Copy every line of the data that includes the string "Stan".

**THE RECORDS**
>>>

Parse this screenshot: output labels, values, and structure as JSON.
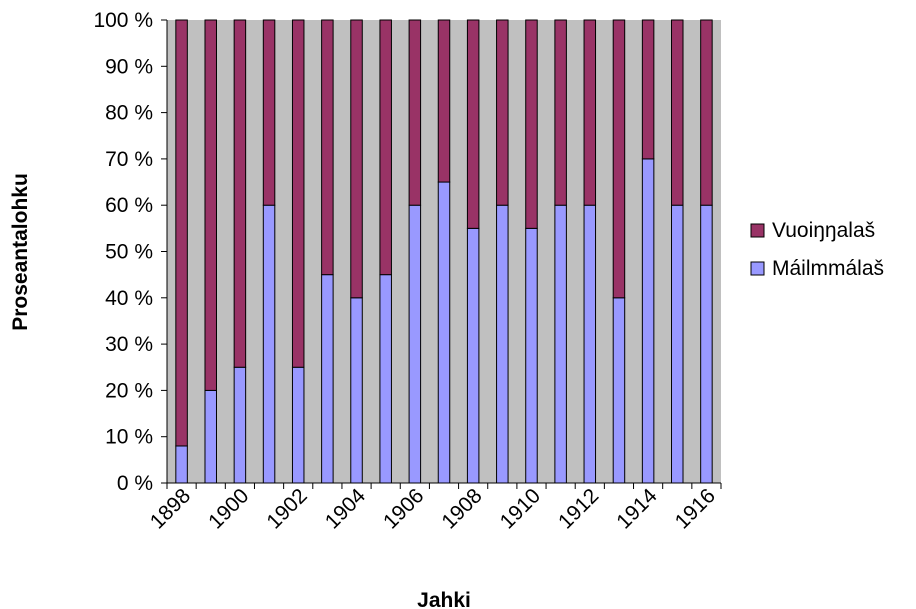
{
  "chart_data": {
    "type": "bar",
    "stacked": "percent",
    "x": [
      1898,
      1899,
      1900,
      1901,
      1902,
      1903,
      1904,
      1905,
      1906,
      1907,
      1908,
      1909,
      1910,
      1911,
      1912,
      1913,
      1914,
      1915,
      1916
    ],
    "x_tick_labels": [
      "1898",
      "1900",
      "1902",
      "1904",
      "1906",
      "1908",
      "1910",
      "1912",
      "1914",
      "1916"
    ],
    "series": [
      {
        "name": "Máilmmálaš",
        "color": "#9999ff",
        "values": [
          8,
          20,
          25,
          60,
          25,
          45,
          40,
          45,
          60,
          65,
          55,
          60,
          55,
          60,
          60,
          40,
          70,
          60,
          60
        ]
      },
      {
        "name": "Vuoiŋŋalaš",
        "color": "#993366",
        "values": [
          92,
          80,
          75,
          40,
          75,
          55,
          60,
          55,
          40,
          35,
          45,
          40,
          45,
          40,
          40,
          60,
          30,
          40,
          40
        ]
      }
    ],
    "y_tick_labels": [
      "0 %",
      "10 %",
      "20 %",
      "30 %",
      "40 %",
      "50 %",
      "60 %",
      "70 %",
      "80 %",
      "90 %",
      "100 %"
    ],
    "ylim": [
      0,
      100
    ],
    "xlabel": "Jahki",
    "ylabel": "Proseantalohku",
    "plot_background": "#c0c0c0",
    "legend": {
      "position": "right",
      "order": [
        "Vuoiŋŋalaš",
        "Máilmmálaš"
      ]
    }
  }
}
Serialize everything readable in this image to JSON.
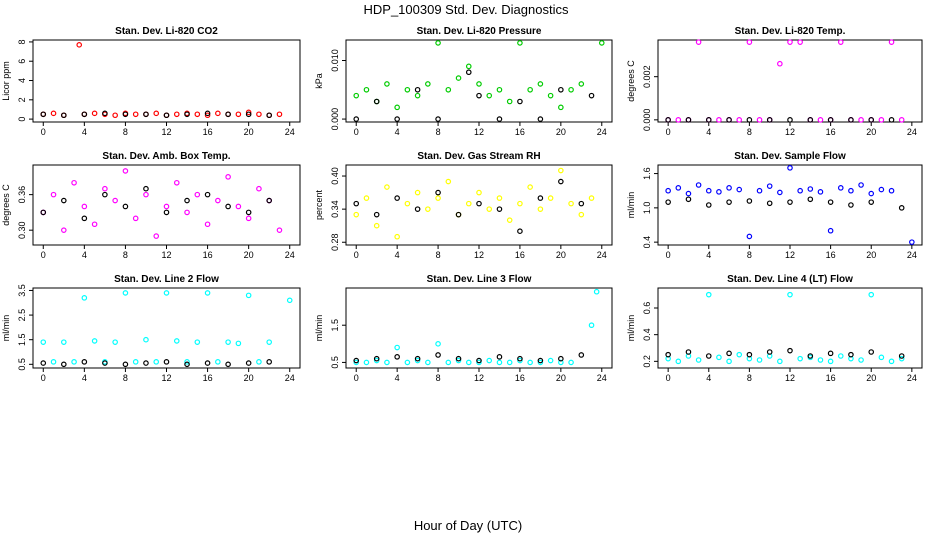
{
  "title": "HDP_100309  Std. Dev. Diagnostics",
  "x_label": "Hour of Day (UTC)",
  "chart_data": [
    {
      "type": "scatter",
      "title": "Stan. Dev. Li-820 CO2",
      "y_label": "Licor ppm",
      "xlim": [
        -1,
        25
      ],
      "xticks": [
        0,
        4,
        8,
        12,
        16,
        20,
        24
      ],
      "ylim": [
        -0.3,
        8.2
      ],
      "yticks": [
        0,
        2,
        4,
        6,
        8
      ],
      "series": [
        {
          "color": "#ff0000",
          "x": [
            0,
            1,
            2,
            3.5,
            4,
            5,
            6,
            7,
            8,
            9,
            10,
            11,
            12,
            13,
            14,
            15,
            16,
            17,
            18,
            19,
            20,
            21,
            22,
            23
          ],
          "values": [
            0.5,
            0.6,
            0.4,
            7.7,
            0.5,
            0.6,
            0.5,
            0.4,
            0.6,
            0.5,
            0.5,
            0.6,
            0.4,
            0.5,
            0.6,
            0.5,
            0.4,
            0.6,
            0.5,
            0.5,
            0.7,
            0.5,
            0.4,
            0.5
          ]
        },
        {
          "color": "#000000",
          "x": [
            0,
            2,
            4,
            6,
            8,
            10,
            12,
            14,
            16,
            18,
            20,
            22
          ],
          "values": [
            0.5,
            0.4,
            0.5,
            0.6,
            0.5,
            0.5,
            0.4,
            0.5,
            0.6,
            0.5,
            0.5,
            0.4
          ]
        }
      ]
    },
    {
      "type": "scatter",
      "title": "Stan. Dev. Li-820 Pressure",
      "y_label": "kPa",
      "xlim": [
        -1,
        25
      ],
      "xticks": [
        0,
        4,
        8,
        12,
        16,
        20,
        24
      ],
      "ylim": [
        -0.0005,
        0.0135
      ],
      "yticks": [
        {
          "value": 0,
          "label": "0.000"
        },
        {
          "value": 0.01,
          "label": "0.010"
        }
      ],
      "series": [
        {
          "color": "#00cc00",
          "x": [
            0,
            1,
            2,
            3,
            4,
            5,
            6,
            7,
            8,
            9,
            10,
            11,
            12,
            13,
            14,
            15,
            16,
            17,
            18,
            19,
            20,
            21,
            22,
            24
          ],
          "values": [
            0.004,
            0.005,
            0.003,
            0.006,
            0.002,
            0.005,
            0.004,
            0.006,
            0.013,
            0.005,
            0.007,
            0.009,
            0.006,
            0.004,
            0.005,
            0.003,
            0.013,
            0.005,
            0.006,
            0.004,
            0.002,
            0.005,
            0.006,
            0.013
          ]
        },
        {
          "color": "#000000",
          "x": [
            0,
            2,
            4,
            6,
            8,
            11,
            12,
            14,
            16,
            18,
            20,
            23
          ],
          "values": [
            0,
            0.003,
            0,
            0.005,
            0,
            0.008,
            0.004,
            0,
            0.003,
            0,
            0.005,
            0.004
          ]
        }
      ]
    },
    {
      "type": "scatter",
      "title": "Stan. Dev. Li-820 Temp.",
      "y_label": "degrees C",
      "xlim": [
        -1,
        25
      ],
      "xticks": [
        0,
        4,
        8,
        12,
        16,
        20,
        24
      ],
      "ylim": [
        -0.0001,
        0.0037
      ],
      "yticks": [
        {
          "value": 0,
          "label": "0.000"
        },
        {
          "value": 0.002,
          "label": "0.002"
        }
      ],
      "series": [
        {
          "color": "#ff00ff",
          "x": [
            0,
            1,
            2,
            3,
            4,
            5,
            6,
            7,
            8,
            9,
            10,
            11,
            12,
            13,
            14,
            15,
            16,
            17,
            18,
            19,
            20,
            21,
            22,
            23
          ],
          "values": [
            0,
            0,
            0,
            0.0036,
            0,
            0,
            0,
            0,
            0.0036,
            0,
            0,
            0.0026,
            0.0036,
            0.0036,
            0,
            0,
            0,
            0.0036,
            0,
            0,
            0,
            0,
            0.0036,
            0
          ]
        },
        {
          "color": "#000000",
          "x": [
            0,
            2,
            4,
            6,
            8,
            10,
            12,
            14,
            16,
            18,
            20,
            22
          ],
          "values": [
            0,
            0,
            0,
            0,
            0,
            0,
            0,
            0,
            0,
            0,
            0,
            0
          ]
        }
      ]
    },
    {
      "type": "scatter",
      "title": "Stan. Dev. Amb. Box Temp.",
      "y_label": "degrees C",
      "xlim": [
        -1,
        25
      ],
      "xticks": [
        0,
        4,
        8,
        12,
        16,
        20,
        24
      ],
      "ylim": [
        0.275,
        0.41
      ],
      "yticks": [
        {
          "value": 0.3,
          "label": "0.30"
        },
        {
          "value": 0.36,
          "label": "0.36"
        }
      ],
      "series": [
        {
          "color": "#ff00ff",
          "x": [
            0,
            1,
            2,
            3,
            4,
            5,
            6,
            7,
            8,
            9,
            10,
            11,
            12,
            13,
            14,
            15,
            16,
            17,
            18,
            19,
            20,
            21,
            22,
            23
          ],
          "values": [
            0.33,
            0.36,
            0.3,
            0.38,
            0.34,
            0.31,
            0.37,
            0.35,
            0.4,
            0.32,
            0.36,
            0.29,
            0.34,
            0.38,
            0.33,
            0.36,
            0.31,
            0.35,
            0.39,
            0.34,
            0.32,
            0.37,
            0.35,
            0.3
          ]
        },
        {
          "color": "#000000",
          "x": [
            0,
            2,
            4,
            6,
            8,
            10,
            12,
            14,
            16,
            18,
            20,
            22
          ],
          "values": [
            0.33,
            0.35,
            0.32,
            0.36,
            0.34,
            0.37,
            0.33,
            0.35,
            0.36,
            0.34,
            0.33,
            0.35
          ]
        }
      ]
    },
    {
      "type": "scatter",
      "title": "Stan. Dev. Gas Stream RH",
      "y_label": "percent",
      "xlim": [
        -1,
        25
      ],
      "xticks": [
        0,
        4,
        8,
        12,
        16,
        20,
        24
      ],
      "ylim": [
        0.275,
        0.42
      ],
      "yticks": [
        0.28,
        0.34,
        {
          "value": 0.4,
          "label": "0.40"
        }
      ],
      "series": [
        {
          "color": "#ffff00",
          "x": [
            0,
            1,
            2,
            3,
            4,
            5,
            6,
            7,
            8,
            9,
            10,
            11,
            12,
            13,
            14,
            15,
            16,
            17,
            18,
            19,
            20,
            21,
            22,
            23
          ],
          "values": [
            0.33,
            0.36,
            0.31,
            0.38,
            0.29,
            0.35,
            0.37,
            0.34,
            0.36,
            0.39,
            0.33,
            0.35,
            0.37,
            0.34,
            0.36,
            0.32,
            0.35,
            0.38,
            0.34,
            0.36,
            0.41,
            0.35,
            0.33,
            0.36
          ]
        },
        {
          "color": "#000000",
          "x": [
            0,
            2,
            4,
            6,
            8,
            10,
            12,
            14,
            16,
            18,
            20,
            22
          ],
          "values": [
            0.35,
            0.33,
            0.36,
            0.34,
            0.37,
            0.33,
            0.35,
            0.34,
            0.3,
            0.36,
            0.39,
            0.35
          ]
        }
      ]
    },
    {
      "type": "scatter",
      "title": "Stan. Dev. Sample Flow",
      "y_label": "ml/min",
      "xlim": [
        -1,
        25
      ],
      "xticks": [
        0,
        4,
        8,
        12,
        16,
        20,
        24
      ],
      "ylim": [
        0.35,
        1.75
      ],
      "yticks": [
        0.4,
        {
          "value": 1,
          "label": "1.0"
        },
        1.6
      ],
      "series": [
        {
          "color": "#0000ff",
          "x": [
            0,
            1,
            2,
            3,
            4,
            5,
            6,
            7,
            8,
            9,
            10,
            11,
            12,
            13,
            14,
            15,
            16,
            17,
            18,
            19,
            20,
            21,
            22,
            24
          ],
          "values": [
            1.3,
            1.35,
            1.25,
            1.4,
            1.3,
            1.28,
            1.35,
            1.32,
            0.5,
            1.3,
            1.38,
            1.27,
            1.7,
            1.3,
            1.33,
            1.28,
            0.6,
            1.35,
            1.3,
            1.4,
            1.25,
            1.32,
            1.3,
            0.4
          ]
        },
        {
          "color": "#000000",
          "x": [
            0,
            2,
            4,
            6,
            8,
            10,
            12,
            14,
            16,
            18,
            20,
            23
          ],
          "values": [
            1.1,
            1.15,
            1.05,
            1.1,
            1.12,
            1.08,
            1.1,
            1.15,
            1.1,
            1.05,
            1.1,
            1.0
          ]
        }
      ]
    },
    {
      "type": "scatter",
      "title": "Stan. Dev. Line 2 Flow",
      "y_label": "ml/min",
      "xlim": [
        -1,
        25
      ],
      "xticks": [
        0,
        4,
        8,
        12,
        16,
        20,
        24
      ],
      "ylim": [
        0.35,
        3.6
      ],
      "yticks": [
        0.5,
        1.5,
        2.5,
        3.5
      ],
      "series": [
        {
          "color": "#00ffff",
          "x": [
            0,
            1,
            2,
            3,
            4,
            5,
            6,
            7,
            8,
            9,
            10,
            11,
            12,
            13,
            14,
            15,
            16,
            17,
            18,
            19,
            20,
            21,
            22,
            24
          ],
          "values": [
            1.4,
            0.6,
            1.4,
            0.6,
            3.2,
            1.45,
            0.6,
            1.4,
            3.4,
            0.6,
            1.5,
            0.6,
            3.4,
            1.45,
            0.6,
            1.4,
            3.4,
            0.6,
            1.4,
            1.35,
            3.3,
            0.6,
            1.4,
            3.1
          ]
        },
        {
          "color": "#000000",
          "x": [
            0,
            2,
            4,
            6,
            8,
            10,
            12,
            14,
            16,
            18,
            20,
            22
          ],
          "values": [
            0.55,
            0.5,
            0.6,
            0.55,
            0.5,
            0.55,
            0.6,
            0.5,
            0.55,
            0.5,
            0.55,
            0.6
          ]
        }
      ]
    },
    {
      "type": "scatter",
      "title": "Stan. Dev. Line 3 Flow",
      "y_label": "ml/min",
      "xlim": [
        -1,
        25
      ],
      "xticks": [
        0,
        4,
        8,
        12,
        16,
        20,
        24
      ],
      "ylim": [
        0.35,
        2.5
      ],
      "yticks": [
        0.5,
        1.5
      ],
      "series": [
        {
          "color": "#00ffff",
          "x": [
            0,
            1,
            2,
            3,
            4,
            5,
            6,
            7,
            8,
            9,
            10,
            11,
            12,
            13,
            14,
            15,
            16,
            17,
            18,
            19,
            20,
            21,
            23,
            23.5
          ],
          "values": [
            0.5,
            0.5,
            0.55,
            0.5,
            0.9,
            0.5,
            0.55,
            0.5,
            1.0,
            0.5,
            0.55,
            0.5,
            0.5,
            0.55,
            0.5,
            0.5,
            0.55,
            0.5,
            0.5,
            0.55,
            0.5,
            0.5,
            1.5,
            2.4
          ]
        },
        {
          "color": "#000000",
          "x": [
            0,
            2,
            4,
            6,
            8,
            10,
            12,
            14,
            16,
            18,
            20,
            22
          ],
          "values": [
            0.55,
            0.6,
            0.65,
            0.6,
            0.7,
            0.6,
            0.55,
            0.65,
            0.6,
            0.55,
            0.6,
            0.7
          ]
        }
      ]
    },
    {
      "type": "scatter",
      "title": "Stan. Dev. Line 4 (LT) Flow",
      "y_label": "ml/min",
      "xlim": [
        -1,
        25
      ],
      "xticks": [
        0,
        4,
        8,
        12,
        16,
        20,
        24
      ],
      "ylim": [
        0.15,
        0.75
      ],
      "yticks": [
        0.2,
        0.4,
        0.6
      ],
      "series": [
        {
          "color": "#00ffff",
          "x": [
            0,
            1,
            2,
            3,
            4,
            5,
            6,
            7,
            8,
            9,
            10,
            11,
            12,
            13,
            14,
            15,
            16,
            17,
            18,
            19,
            20,
            21,
            22,
            23
          ],
          "values": [
            0.22,
            0.2,
            0.24,
            0.21,
            0.7,
            0.23,
            0.2,
            0.25,
            0.22,
            0.21,
            0.24,
            0.2,
            0.7,
            0.22,
            0.23,
            0.21,
            0.2,
            0.24,
            0.22,
            0.21,
            0.7,
            0.23,
            0.2,
            0.22
          ]
        },
        {
          "color": "#000000",
          "x": [
            0,
            2,
            4,
            6,
            8,
            10,
            12,
            14,
            16,
            18,
            20,
            23
          ],
          "values": [
            0.25,
            0.27,
            0.24,
            0.26,
            0.25,
            0.27,
            0.28,
            0.24,
            0.26,
            0.25,
            0.27,
            0.24
          ]
        }
      ]
    }
  ]
}
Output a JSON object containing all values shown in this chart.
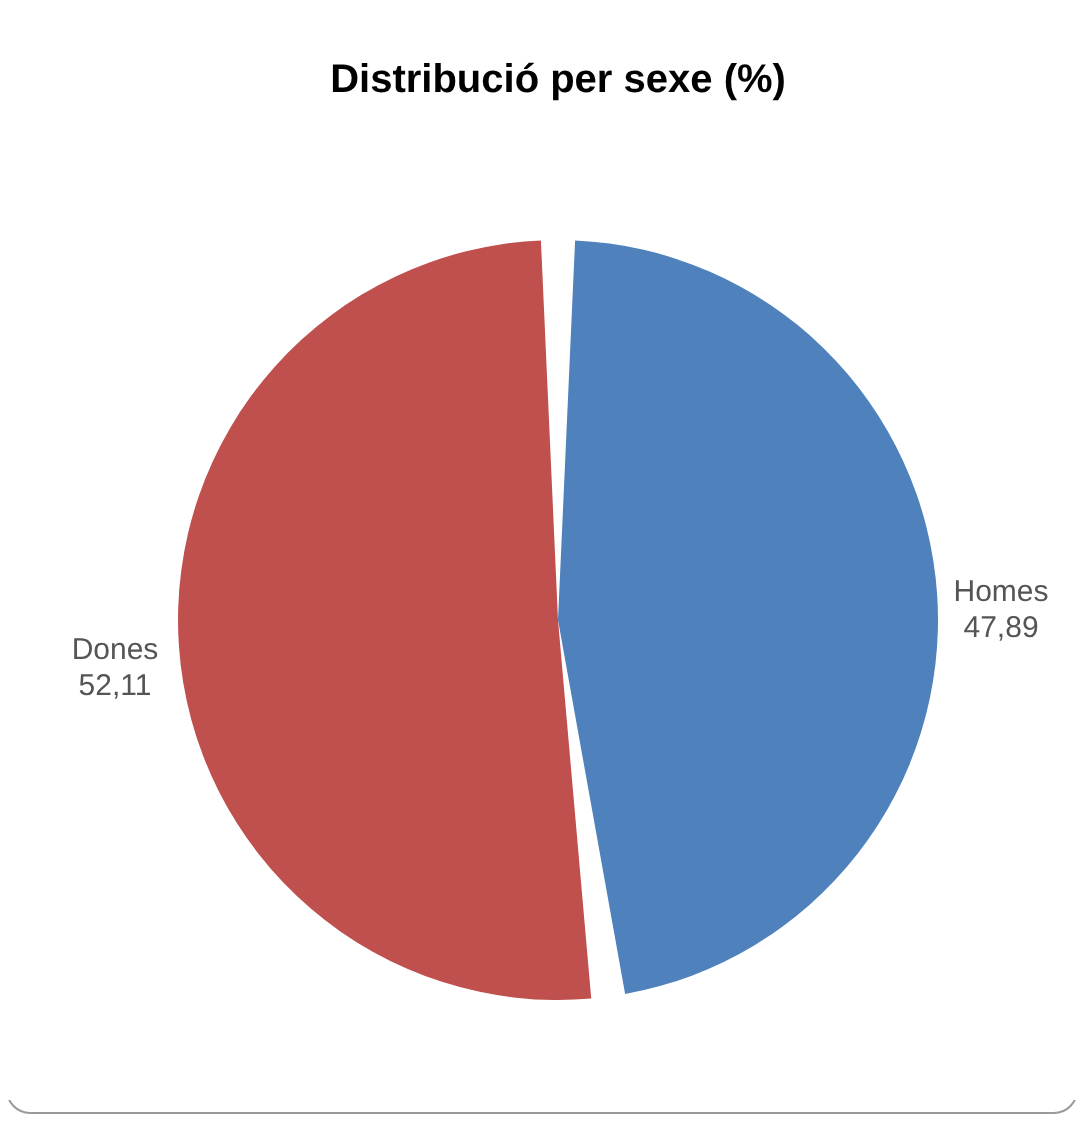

<<<

**TASK ANSWER**
      "title": "Stan. Dev. Li-820 CO2",
      "title": "Stan. Dev. Li-820 Pressure",
      "title": "Stan. Dev. Li-820 Temp.",
      "title": "Stan. Dev. Amb. Box Temp.",
      "title": "Stan. Dev. Gas Stream RH",
      "title": "Stan. Dev. Sample Flow",
      "title": "Stan. Dev. Line 2 Flow",
      "title": "Stan. Dev. Line 3 Flow",
      "title": "Stan. Dev. Line 4 (LT) Flow",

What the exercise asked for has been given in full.